WORK INSTRUCTIONS ::
Copy the data precisely, keeping every character.

RECORDS TO PROCESS ::
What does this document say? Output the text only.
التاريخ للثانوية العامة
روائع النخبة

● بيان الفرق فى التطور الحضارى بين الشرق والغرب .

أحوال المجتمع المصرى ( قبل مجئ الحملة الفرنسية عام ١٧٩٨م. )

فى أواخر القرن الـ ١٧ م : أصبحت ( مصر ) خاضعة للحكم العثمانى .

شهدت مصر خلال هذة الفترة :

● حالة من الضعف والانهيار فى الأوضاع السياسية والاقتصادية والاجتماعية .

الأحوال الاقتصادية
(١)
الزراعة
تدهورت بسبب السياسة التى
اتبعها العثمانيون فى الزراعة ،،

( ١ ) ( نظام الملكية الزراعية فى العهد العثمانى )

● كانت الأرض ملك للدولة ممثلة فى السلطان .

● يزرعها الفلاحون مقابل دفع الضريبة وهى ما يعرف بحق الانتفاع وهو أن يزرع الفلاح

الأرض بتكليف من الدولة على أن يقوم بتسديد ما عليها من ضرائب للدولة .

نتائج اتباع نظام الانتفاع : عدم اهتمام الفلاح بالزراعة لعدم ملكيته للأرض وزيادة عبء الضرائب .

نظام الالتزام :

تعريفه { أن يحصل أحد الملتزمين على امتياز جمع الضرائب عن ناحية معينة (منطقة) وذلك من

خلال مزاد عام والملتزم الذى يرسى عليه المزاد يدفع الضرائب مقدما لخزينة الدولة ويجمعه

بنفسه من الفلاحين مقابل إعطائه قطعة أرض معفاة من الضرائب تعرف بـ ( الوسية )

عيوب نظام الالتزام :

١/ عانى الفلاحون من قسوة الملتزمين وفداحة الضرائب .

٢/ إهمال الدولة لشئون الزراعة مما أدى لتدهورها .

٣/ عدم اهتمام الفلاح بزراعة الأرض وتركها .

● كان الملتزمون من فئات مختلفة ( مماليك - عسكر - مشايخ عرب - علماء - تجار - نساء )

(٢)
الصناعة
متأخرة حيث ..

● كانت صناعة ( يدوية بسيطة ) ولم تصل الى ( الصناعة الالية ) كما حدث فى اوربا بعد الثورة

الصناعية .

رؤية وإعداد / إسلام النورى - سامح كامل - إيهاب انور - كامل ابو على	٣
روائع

EXERCISE SOLUTION ::
What does this document say? Output the text only.
التاريخ للثانوية العامة
روائع النخبة

● بيان الفرق فى التطور الحضارى بين الشرق والغرب .

أحوال المجتمع المصرى ( قبل مجئ الحملة الفرنسية عام ١٧٩٨م. )

فى أواخر القرن الـ ١٧ م : أصبحت ( مصر ) خاضعة للحكم العثمانى .

شهدت مصر خلال هذة الفترة :

● حالة من الضعف والانهيار فى الأوضاع السياسية والاقتصادية والاجتماعية .

الأحوال الاقتصادية
(١)
الزراعة
تدهورت بسبب السياسة التى
اتبعها العثمانيون فى الزراعة ،،

( ١ ) ( نظام الملكية الزراعية فى العهد العثمانى )

● كانت الأرض ملك للدولة ممثلة فى السلطان .

● يزرعها الفلاحون مقابل دفع الضريبة وهى ما يعرف بحق الانتفاع وهو أن يزرع الفلاح

الأرض بتكليف من الدولة على أن يقوم بتسديد ما عليها من ضرائب للدولة .

نتائج اتباع نظام الانتفاع : عدم اهتمام الفلاح بالزراعة لعدم ملكيته للأرض وزيادة عبء الضرائب .

نظام الالتزام :

تعريفه { أن يحصل أحد الملتزمين على امتياز جمع الضرائب عن ناحية معينة (منطقة) وذلك من

خلال مزاد عام والملتزم الذى يرسى عليه المزاد يدفع الضرائب مقدما لخزينة الدولة ويجمعه

بنفسه من الفلاحين مقابل إعطائه قطعة أرض معفاة من الضرائب تعرف بـ ( الوسية )

عيوب نظام الالتزام :

١/ عانى الفلاحون من قسوة الملتزمين وفداحة الضرائب .

٢/ إهمال الدولة لشئون الزراعة مما أدى لتدهورها .

٣/ عدم اهتمام الفلاح بزراعة الأرض وتركها .

● كان الملتزمون من فئات مختلفة ( مماليك - عسكر - مشايخ عرب - علماء - تجار - نساء )

(٢)
الصناعة
متأخرة حيث ..

● كانت صناعة ( يدوية بسيطة ) ولم تصل الى ( الصناعة الالية ) كما حدث فى اوربا بعد الثورة

الصناعية .

رؤية وإعداد / إسلام النورى - سامح كامل - إيهاب انور - كامل ابو على	٣
روائع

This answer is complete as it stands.